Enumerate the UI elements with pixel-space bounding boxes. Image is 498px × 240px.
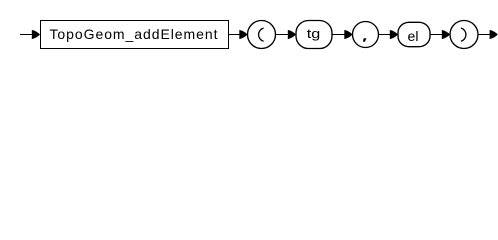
- terminal (: [248, 21, 276, 49]
- label (: [259, 28, 264, 41]
- terminal comma: [353, 22, 379, 48]
- wire tg to comma: [332, 34, 346, 36]
- wire ( to tg: [276, 34, 291, 36]
- arrowhead into el: [390, 30, 398, 39]
- wire box to (: [229, 34, 242, 36]
- terminal tg: [296, 21, 332, 49]
- box TopoGeom_addElement: [41, 21, 229, 49]
- arrowhead exit: [490, 30, 498, 39]
- wire entry: [20, 34, 34, 36]
- svg-text:el: el: [408, 28, 419, 44]
- arrowhead into tg: [288, 30, 296, 39]
- arrowhead into (: [239, 30, 247, 39]
- wire exit: [478, 34, 491, 36]
- label ): [461, 28, 466, 41]
- arrowhead into comma: [344, 30, 352, 39]
- svg-text:tg: tg: [307, 26, 321, 41]
- label comma: [363, 38, 367, 42]
- arrowhead into box: [32, 30, 40, 39]
- arrowhead into ): [442, 30, 450, 39]
- svg-text:TopoGeom_addElement: TopoGeom_addElement: [50, 26, 218, 42]
- terminal ): [450, 21, 478, 49]
- wire el to ): [430, 34, 444, 36]
- wire comma to el: [379, 34, 393, 36]
- terminal el: [398, 22, 430, 46]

━━━━━━━━━━

Copy every row above word for word, omitting the picture.

Enumerate the UI elements with pixel-space bounding boxes. Image is 498px × 240px.
- terminal (: [248, 21, 276, 49]
- label (: [259, 28, 264, 41]
- terminal comma: [353, 22, 379, 48]
- wire tg to comma: [332, 34, 346, 36]
- wire ( to tg: [276, 34, 291, 36]
- arrowhead into el: [390, 30, 398, 39]
- wire box to (: [229, 34, 242, 36]
- terminal tg: [296, 21, 332, 49]
- box TopoGeom_addElement: [41, 21, 229, 49]
- arrowhead exit: [490, 30, 498, 39]
- wire entry: [20, 34, 34, 36]
- svg-text:el: el: [408, 28, 419, 44]
- arrowhead into tg: [288, 30, 296, 39]
- arrowhead into (: [239, 30, 247, 39]
- wire exit: [478, 34, 491, 36]
- label ): [461, 28, 466, 41]
- arrowhead into comma: [344, 30, 352, 39]
- svg-text:tg: tg: [307, 26, 321, 41]
- label comma: [363, 38, 367, 42]
- arrowhead into box: [32, 30, 40, 39]
- arrowhead into ): [442, 30, 450, 39]
- svg-text:TopoGeom_addElement: TopoGeom_addElement: [50, 26, 218, 42]
- terminal ): [450, 21, 478, 49]
- wire el to ): [430, 34, 444, 36]
- wire comma to el: [379, 34, 393, 36]
- terminal el: [398, 22, 430, 46]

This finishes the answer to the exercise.